◆ **CHALLENGE**
A verbatim copy of the records is required, with all pictures left out.

◆ **RECORDS TO PROCESS**
-- BEGIN --
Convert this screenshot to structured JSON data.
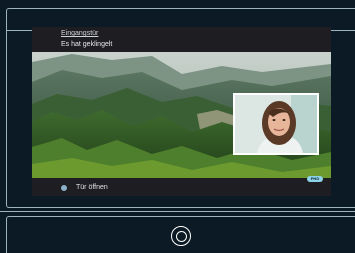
{
  "header": {
    "title": "Eingangstür",
    "subtitle": "Es hat geklingelt"
  },
  "footer": {
    "door_open_label": "Tür öffnen",
    "badge_label": "PHD"
  },
  "icons": {
    "door_action": "circle-dot-icon",
    "home_button": "home-ring-icon"
  },
  "colors": {
    "background": "#0b1a24",
    "panel": "#1e1d22",
    "accent": "#8ab1c9",
    "frame": "#9fb2bf"
  }
}
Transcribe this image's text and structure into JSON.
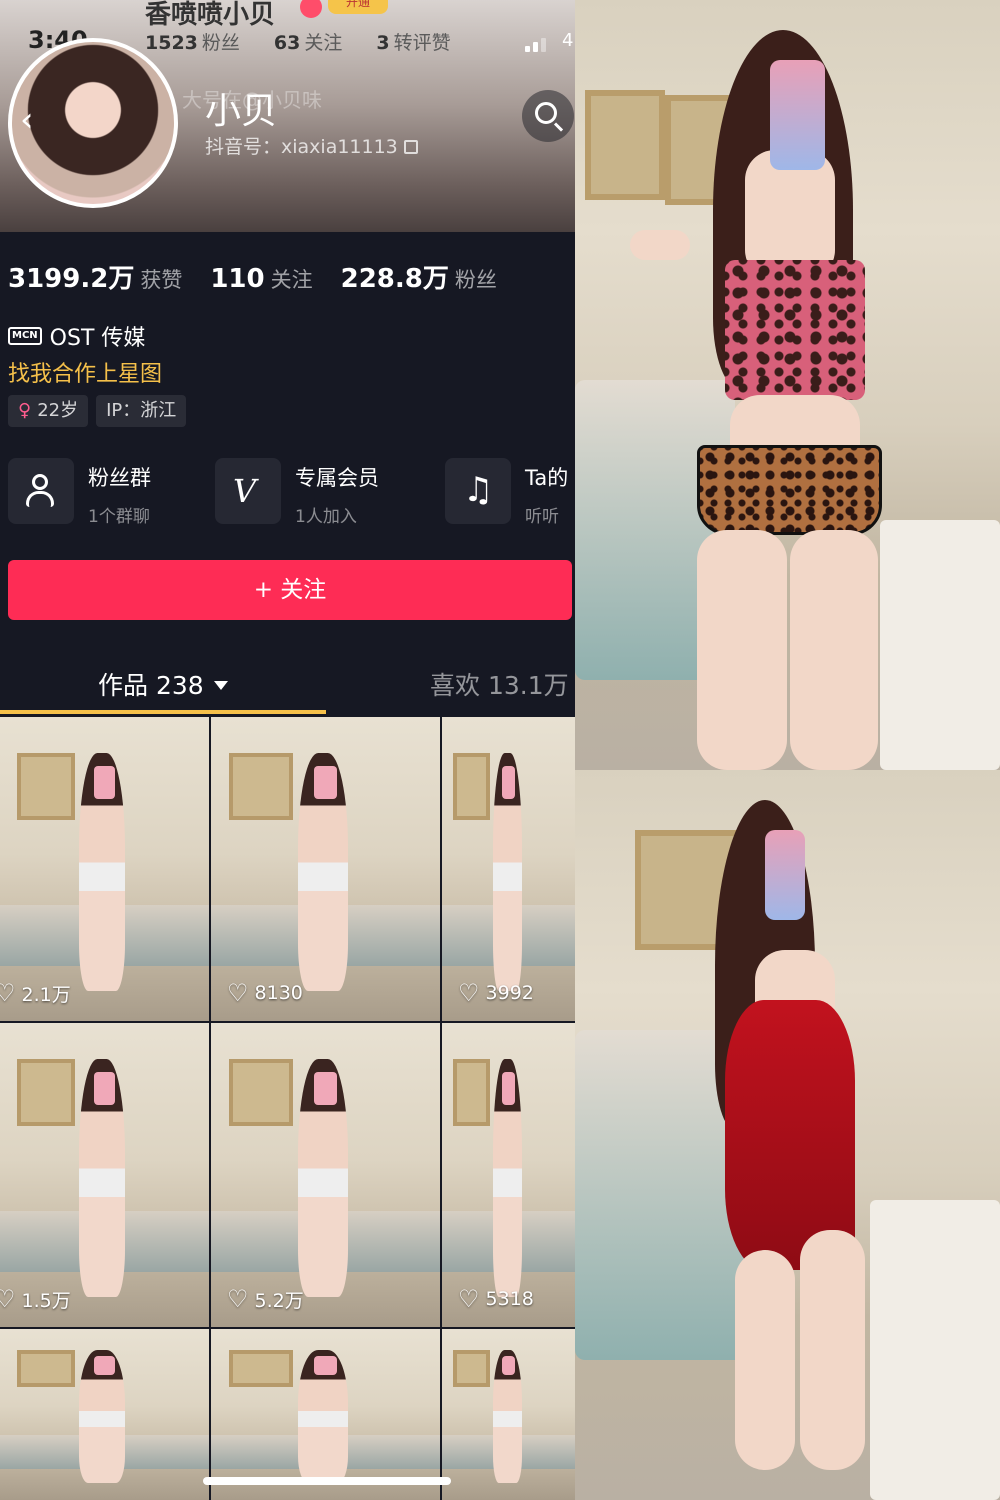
-- END --
◆ **RESPONSE BELOW**
Convert this screenshot to structured JSON data.
{
  "header": {
    "title": "Eingangstür",
    "subtitle": "Es hat geklingelt"
  },
  "footer": {
    "door_open_label": "Tür öffnen",
    "badge_label": "PHD"
  },
  "icons": {
    "door_action": "circle-dot-icon",
    "home_button": "home-ring-icon"
  },
  "colors": {
    "background": "#0b1a24",
    "panel": "#1e1d22",
    "accent": "#8ab1c9",
    "frame": "#9fb2bf"
  }
}
Transcribe this image's text and structure into JSON.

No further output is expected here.